▸ **Stated problem**
Reproduce the forum post below about scaling and rotating an item in full, word for word.

▸ **Page**
:::::

Yet, what I need, is if an item is already rotated (green) then scaled, to behave like the blue - stretch in the same direction, without jumping, while if an item is first scaled, then rotated, to behave like the red... Even more complicated, the original item (green) may have had scaling applied, so my simple solution of using the bounding rectangle wouldn't work.
I have tried to calculate the change... Always with weird results.
Is it possible to scale a rotated item, based on top left, without also moving it, while also rotating it around its center ?
It may require incremental transformations, and would be odd to get different results based on the order they are applied.
Edit: I have been experimenting with position adjustments, since the transformations have failed, but I have not been able to get a formula for a transform function that will give me smooth visual transition of the type:
1) rotate item (pinned to center)
2) scale item (pinned to top left) without jumping
3) rotate item (pinned to center)

:::::

Element region listings
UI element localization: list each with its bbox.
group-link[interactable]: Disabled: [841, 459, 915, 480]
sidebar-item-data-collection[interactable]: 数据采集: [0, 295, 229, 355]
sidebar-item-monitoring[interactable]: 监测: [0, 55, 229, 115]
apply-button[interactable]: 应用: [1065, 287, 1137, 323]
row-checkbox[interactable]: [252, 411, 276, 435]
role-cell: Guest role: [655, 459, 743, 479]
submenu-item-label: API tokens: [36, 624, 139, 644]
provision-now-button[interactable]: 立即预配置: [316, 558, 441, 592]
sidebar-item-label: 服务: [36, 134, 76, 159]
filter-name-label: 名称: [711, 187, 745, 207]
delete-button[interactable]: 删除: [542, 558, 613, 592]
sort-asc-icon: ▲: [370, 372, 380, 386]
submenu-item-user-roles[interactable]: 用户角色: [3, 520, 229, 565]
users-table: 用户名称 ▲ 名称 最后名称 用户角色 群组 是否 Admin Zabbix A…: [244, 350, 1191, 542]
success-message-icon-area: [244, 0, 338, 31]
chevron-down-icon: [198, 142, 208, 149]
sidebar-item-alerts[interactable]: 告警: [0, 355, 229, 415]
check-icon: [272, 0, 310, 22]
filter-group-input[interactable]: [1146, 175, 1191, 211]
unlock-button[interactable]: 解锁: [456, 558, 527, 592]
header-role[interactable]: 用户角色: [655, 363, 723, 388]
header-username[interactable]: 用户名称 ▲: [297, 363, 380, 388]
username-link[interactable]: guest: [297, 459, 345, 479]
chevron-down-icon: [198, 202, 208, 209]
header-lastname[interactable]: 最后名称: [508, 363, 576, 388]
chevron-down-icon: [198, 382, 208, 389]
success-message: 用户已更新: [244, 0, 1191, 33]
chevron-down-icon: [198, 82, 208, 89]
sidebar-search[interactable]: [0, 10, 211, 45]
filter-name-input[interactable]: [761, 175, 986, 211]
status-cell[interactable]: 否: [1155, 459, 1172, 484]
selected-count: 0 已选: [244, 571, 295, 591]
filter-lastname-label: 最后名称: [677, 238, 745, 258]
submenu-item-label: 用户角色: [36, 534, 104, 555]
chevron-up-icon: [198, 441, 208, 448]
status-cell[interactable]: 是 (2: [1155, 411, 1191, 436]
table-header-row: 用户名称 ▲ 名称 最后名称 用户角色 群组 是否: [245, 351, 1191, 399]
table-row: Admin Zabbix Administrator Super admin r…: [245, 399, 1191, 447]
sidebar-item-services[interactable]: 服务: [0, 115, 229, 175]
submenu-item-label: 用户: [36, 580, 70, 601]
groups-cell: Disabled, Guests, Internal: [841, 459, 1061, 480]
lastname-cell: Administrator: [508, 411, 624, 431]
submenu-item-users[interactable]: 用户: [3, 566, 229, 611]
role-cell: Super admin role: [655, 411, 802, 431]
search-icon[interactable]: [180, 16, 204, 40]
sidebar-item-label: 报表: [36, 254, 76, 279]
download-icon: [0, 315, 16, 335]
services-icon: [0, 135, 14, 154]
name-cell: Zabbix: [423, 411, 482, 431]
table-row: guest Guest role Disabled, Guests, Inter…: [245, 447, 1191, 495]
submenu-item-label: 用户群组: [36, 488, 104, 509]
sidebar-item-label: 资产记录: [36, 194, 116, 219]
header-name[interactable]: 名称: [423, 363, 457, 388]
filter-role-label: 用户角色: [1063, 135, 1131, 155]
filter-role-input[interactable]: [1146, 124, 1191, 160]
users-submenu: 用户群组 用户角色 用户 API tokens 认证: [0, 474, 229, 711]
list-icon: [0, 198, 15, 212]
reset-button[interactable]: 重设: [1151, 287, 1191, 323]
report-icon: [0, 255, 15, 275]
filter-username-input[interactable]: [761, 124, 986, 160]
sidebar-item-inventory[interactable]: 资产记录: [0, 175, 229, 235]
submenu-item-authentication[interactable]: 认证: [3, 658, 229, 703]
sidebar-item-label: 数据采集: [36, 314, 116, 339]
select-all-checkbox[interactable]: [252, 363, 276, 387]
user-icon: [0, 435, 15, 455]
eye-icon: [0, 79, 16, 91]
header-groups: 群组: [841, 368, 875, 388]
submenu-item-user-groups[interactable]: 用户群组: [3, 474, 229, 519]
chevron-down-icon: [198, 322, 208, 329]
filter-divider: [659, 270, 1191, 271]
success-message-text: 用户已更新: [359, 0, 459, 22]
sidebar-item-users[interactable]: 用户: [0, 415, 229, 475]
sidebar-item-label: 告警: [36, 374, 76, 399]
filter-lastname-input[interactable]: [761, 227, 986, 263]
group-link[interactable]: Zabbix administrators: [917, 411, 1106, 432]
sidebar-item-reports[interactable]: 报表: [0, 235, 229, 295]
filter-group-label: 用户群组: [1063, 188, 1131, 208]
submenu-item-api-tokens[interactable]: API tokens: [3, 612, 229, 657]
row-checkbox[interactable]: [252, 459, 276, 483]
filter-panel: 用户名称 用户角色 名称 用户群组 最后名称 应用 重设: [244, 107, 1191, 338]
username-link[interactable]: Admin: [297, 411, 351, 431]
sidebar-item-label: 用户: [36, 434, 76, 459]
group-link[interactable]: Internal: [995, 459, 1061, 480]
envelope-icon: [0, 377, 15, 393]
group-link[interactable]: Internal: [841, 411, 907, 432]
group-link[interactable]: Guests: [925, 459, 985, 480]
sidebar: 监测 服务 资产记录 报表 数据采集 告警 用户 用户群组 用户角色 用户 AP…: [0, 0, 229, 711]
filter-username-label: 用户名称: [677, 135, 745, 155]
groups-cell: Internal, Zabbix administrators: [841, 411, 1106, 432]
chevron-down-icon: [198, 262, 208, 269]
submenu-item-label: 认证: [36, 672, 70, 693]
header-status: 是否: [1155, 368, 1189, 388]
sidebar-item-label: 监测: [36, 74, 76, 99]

:::::

▸ **Result for this task**
Yet, what I need, is if an item is already rotated (green) then scaled, to behave like the blue - stretch in the same direction, without jumping, while if an item is first scaled, then rotated, to behave like the red... Even more complicated, the original item (green) may have had scaling applied, so my simple solution of using the bounding rectangle wouldn't work.
I have tried to calculate the change... Always with weird results.
Is it possible to scale a rotated item, based on top left, without also moving it, while also rotating it around its center ?
It may require incremental transformations, and would be odd to get different results based on the order they are applied.
Edit: I have been experimenting with position adjustments, since the transformations have failed, but I have not been able to get a formula for a transform function that will give me smooth visual transition of the type:
1) rotate item (pinned to center)
2) scale item (pinned to top left) without jumping
3) rotate item (pinned to center)